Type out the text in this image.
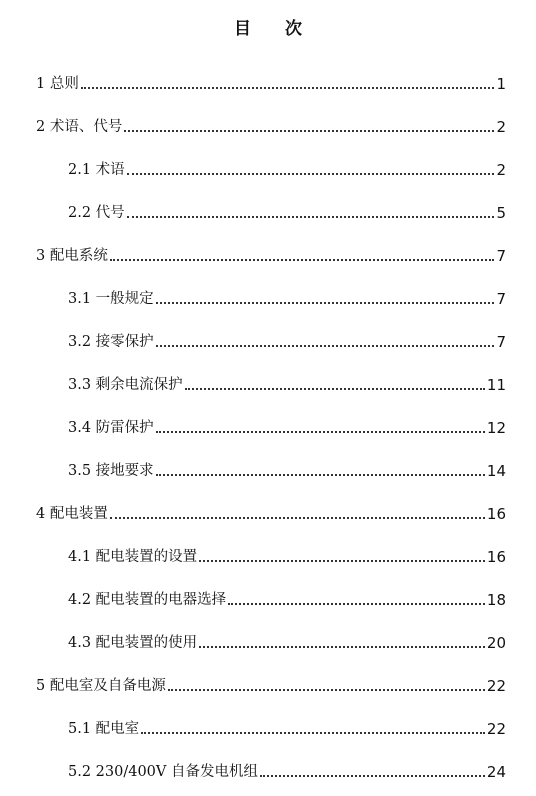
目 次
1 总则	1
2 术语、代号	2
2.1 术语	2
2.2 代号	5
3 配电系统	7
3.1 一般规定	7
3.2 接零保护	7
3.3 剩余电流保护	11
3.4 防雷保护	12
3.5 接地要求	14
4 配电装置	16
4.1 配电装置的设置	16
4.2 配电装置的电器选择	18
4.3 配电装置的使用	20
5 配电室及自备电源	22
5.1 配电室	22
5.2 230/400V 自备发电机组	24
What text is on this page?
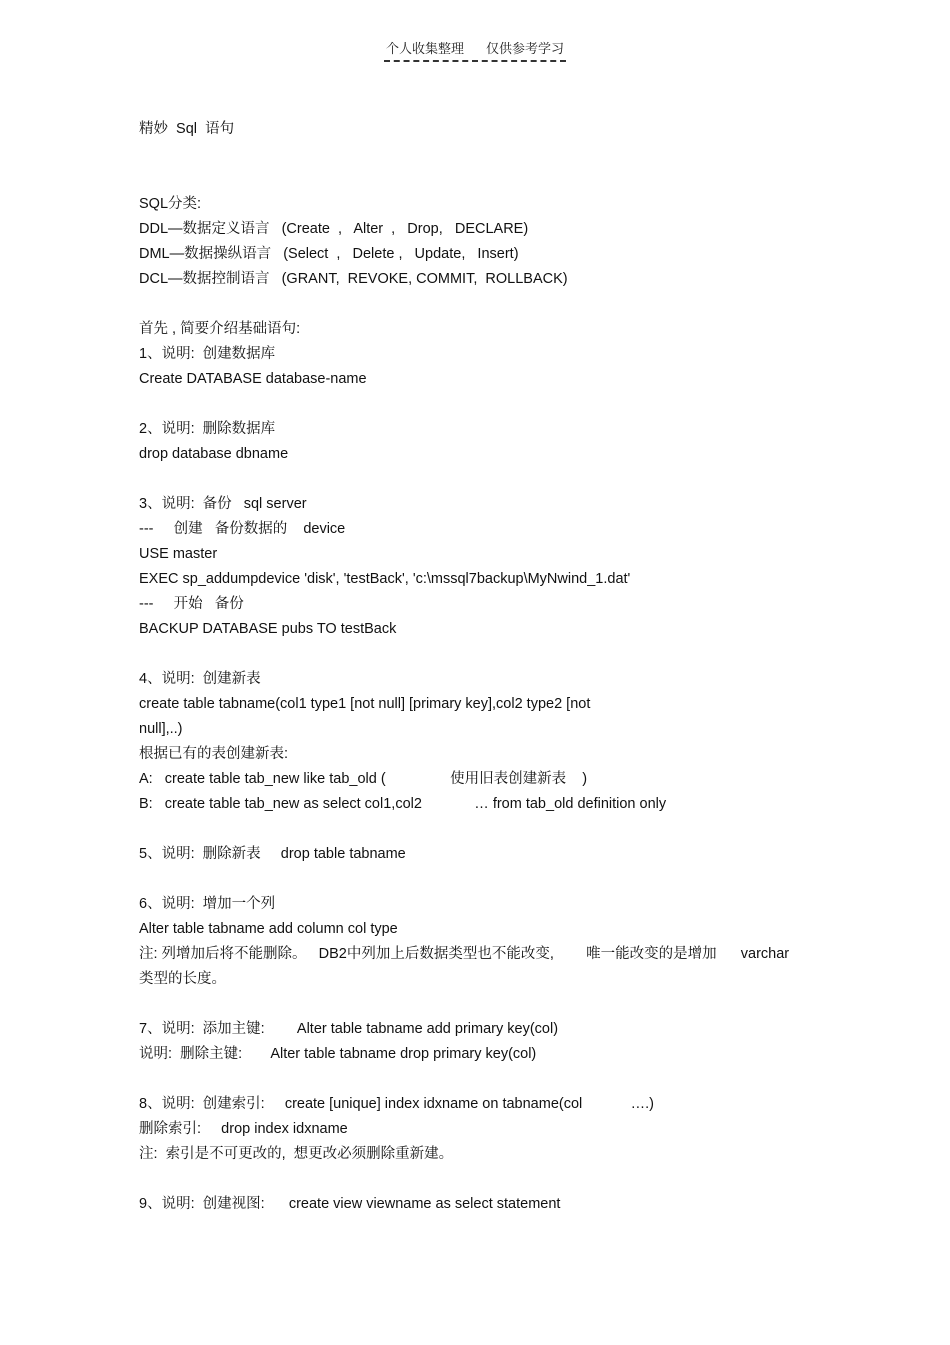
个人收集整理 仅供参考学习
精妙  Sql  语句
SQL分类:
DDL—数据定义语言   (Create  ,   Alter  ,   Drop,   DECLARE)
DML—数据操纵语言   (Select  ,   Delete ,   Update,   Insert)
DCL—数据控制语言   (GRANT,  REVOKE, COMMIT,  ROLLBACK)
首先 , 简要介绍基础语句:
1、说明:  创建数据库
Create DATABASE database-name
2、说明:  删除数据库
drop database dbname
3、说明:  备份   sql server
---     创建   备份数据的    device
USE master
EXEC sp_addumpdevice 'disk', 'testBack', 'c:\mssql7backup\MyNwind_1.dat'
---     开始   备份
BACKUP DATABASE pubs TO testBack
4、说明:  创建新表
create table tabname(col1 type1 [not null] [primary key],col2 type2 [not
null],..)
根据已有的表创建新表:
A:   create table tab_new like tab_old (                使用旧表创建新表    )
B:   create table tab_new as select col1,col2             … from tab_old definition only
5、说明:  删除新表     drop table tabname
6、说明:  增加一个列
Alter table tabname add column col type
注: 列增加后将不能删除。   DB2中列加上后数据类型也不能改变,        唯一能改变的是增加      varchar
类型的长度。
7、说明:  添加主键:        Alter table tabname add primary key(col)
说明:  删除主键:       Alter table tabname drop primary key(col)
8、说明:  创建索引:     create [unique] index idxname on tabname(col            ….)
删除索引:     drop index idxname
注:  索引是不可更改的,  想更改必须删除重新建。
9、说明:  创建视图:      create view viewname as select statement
------------------------------------------------
Give the data above again in full and unchanged, skipping the pictures.

Type out the text in this image.
目 次
1 总则	1
2 术语、代号	2
2.1 术语	2
2.2 代号	5
3 配电系统	7
3.1 一般规定	7
3.2 接零保护	7
3.3 剩余电流保护	11
3.4 防雷保护	12
3.5 接地要求	14
4 配电装置	16
4.1 配电装置的设置	16
4.2 配电装置的电器选择	18
4.3 配电装置的使用	20
5 配电室及自备电源	22
5.1 配电室	22
5.2 230/400V 自备发电机组	24
What text is on this page?
个人收集整理 仅供参考学习
精妙  Sql  语句
SQL分类:
DDL—数据定义语言   (Create  ,   Alter  ,   Drop,   DECLARE)
DML—数据操纵语言   (Select  ,   Delete ,   Update,   Insert)
DCL—数据控制语言   (GRANT,  REVOKE, COMMIT,  ROLLBACK)
首先 , 简要介绍基础语句:
1、说明:  创建数据库
Create DATABASE database-name
2、说明:  删除数据库
drop database dbname
3、说明:  备份   sql server
---     创建   备份数据的    device
USE master
EXEC sp_addumpdevice 'disk', 'testBack', 'c:\mssql7backup\MyNwind_1.dat'
---     开始   备份
BACKUP DATABASE pubs TO testBack
4、说明:  创建新表
create table tabname(col1 type1 [not null] [primary key],col2 type2 [not
null],..)
根据已有的表创建新表:
A:   create table tab_new like tab_old (                使用旧表创建新表    )
B:   create table tab_new as select col1,col2             … from tab_old definition only
5、说明:  删除新表     drop table tabname
6、说明:  增加一个列
Alter table tabname add column col type
注: 列增加后将不能删除。   DB2中列加上后数据类型也不能改变,        唯一能改变的是增加      varchar
类型的长度。
7、说明:  添加主键:        Alter table tabname add primary key(col)
说明:  删除主键:       Alter table tabname drop primary key(col)
8、说明:  创建索引:     create [unique] index idxname on tabname(col            ….)
删除索引:     drop index idxname
注:  索引是不可更改的,  想更改必须删除重新建。
9、说明:  创建视图:      create view viewname as select statement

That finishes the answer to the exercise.